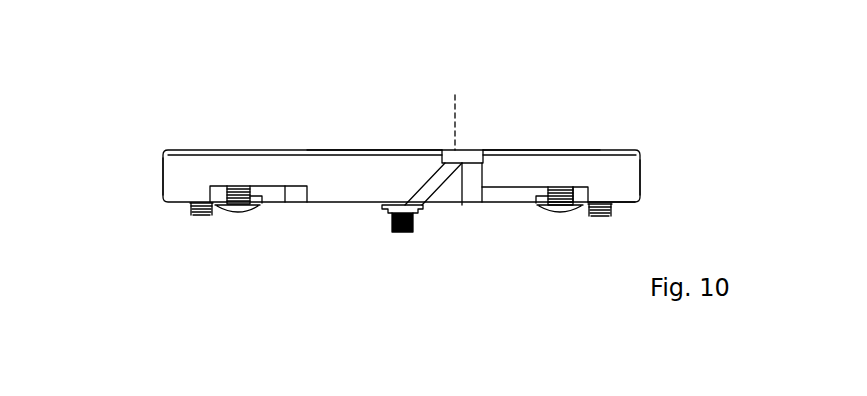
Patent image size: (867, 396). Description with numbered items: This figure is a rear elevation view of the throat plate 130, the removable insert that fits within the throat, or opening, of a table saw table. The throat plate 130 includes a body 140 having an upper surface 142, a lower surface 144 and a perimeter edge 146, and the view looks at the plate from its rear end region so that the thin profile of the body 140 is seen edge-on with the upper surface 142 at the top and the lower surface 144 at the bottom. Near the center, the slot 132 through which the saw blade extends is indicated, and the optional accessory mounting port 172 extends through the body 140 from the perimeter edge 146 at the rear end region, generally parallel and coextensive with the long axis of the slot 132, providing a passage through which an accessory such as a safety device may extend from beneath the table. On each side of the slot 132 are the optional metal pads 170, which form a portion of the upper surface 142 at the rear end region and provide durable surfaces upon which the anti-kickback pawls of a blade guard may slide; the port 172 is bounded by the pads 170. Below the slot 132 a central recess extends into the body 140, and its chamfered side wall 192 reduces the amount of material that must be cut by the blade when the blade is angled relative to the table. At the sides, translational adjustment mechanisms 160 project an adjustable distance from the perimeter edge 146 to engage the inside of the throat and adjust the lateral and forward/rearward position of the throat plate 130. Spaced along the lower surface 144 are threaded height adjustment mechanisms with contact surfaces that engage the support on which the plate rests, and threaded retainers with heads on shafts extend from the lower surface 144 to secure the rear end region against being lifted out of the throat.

The throat plate 130 is at (122, 93).
The slot 132 is at (455, 113).
The body 140 is at (643, 167).
The upper surface 142 is at (615, 152).
The lower surface 144 is at (627, 205).
The perimeter edge 146 is at (642, 180).
The translational adjustment mechanism 160 is at (162, 180).
The metal pad 170 is at (413, 151).
The accessory mounting port 172 is at (467, 150).
The chamfered side wall 192 is at (424, 189).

-.-.-

To be done
Rewrite the listing above with "rear elevation view" swapped for "back elevation view" and everything else unchanged. Leave the pictures out.

Response to this task
Patent image size: (867, 396). Description with numbered items: This figure is a back elevation view of the throat plate 130, the removable insert that fits within the throat, or opening, of a table saw table. The throat plate 130 includes a body 140 having an upper surface 142, a lower surface 144 and a perimeter edge 146, and the view looks at the plate from its rear end region so that the thin profile of the body 140 is seen edge-on with the upper surface 142 at the top and the lower surface 144 at the bottom. Near the center, the slot 132 through which the saw blade extends is indicated, and the optional accessory mounting port 172 extends through the body 140 from the perimeter edge 146 at the rear end region, generally parallel and coextensive with the long axis of the slot 132, providing a passage through which an accessory such as a safety device may extend from beneath the table. On each side of the slot 132 are the optional metal pads 170, which form a portion of the upper surface 142 at the rear end region and provide durable surfaces upon which the anti-kickback pawls of a blade guard may slide; the port 172 is bounded by the pads 170. Below the slot 132 a central recess extends into the body 140, and its chamfered side wall 192 reduces the amount of material that must be cut by the blade when the blade is angled relative to the table. At the sides, translational adjustment mechanisms 160 project an adjustable distance from the perimeter edge 146 to engage the inside of the throat and adjust the lateral and forward/rearward position of the throat plate 130. Spaced along the lower surface 144 are threaded height adjustment mechanisms with contact surfaces that engage the support on which the plate rests, and threaded retainers with heads on shafts extend from the lower surface 144 to secure the rear end region against being lifted out of the throat.

The throat plate 130 is at (122, 93).
The slot 132 is at (455, 113).
The body 140 is at (643, 167).
The upper surface 142 is at (615, 152).
The lower surface 144 is at (627, 205).
The perimeter edge 146 is at (642, 180).
The translational adjustment mechanism 160 is at (162, 180).
The metal pad 170 is at (413, 151).
The accessory mounting port 172 is at (467, 150).
The chamfered side wall 192 is at (424, 189).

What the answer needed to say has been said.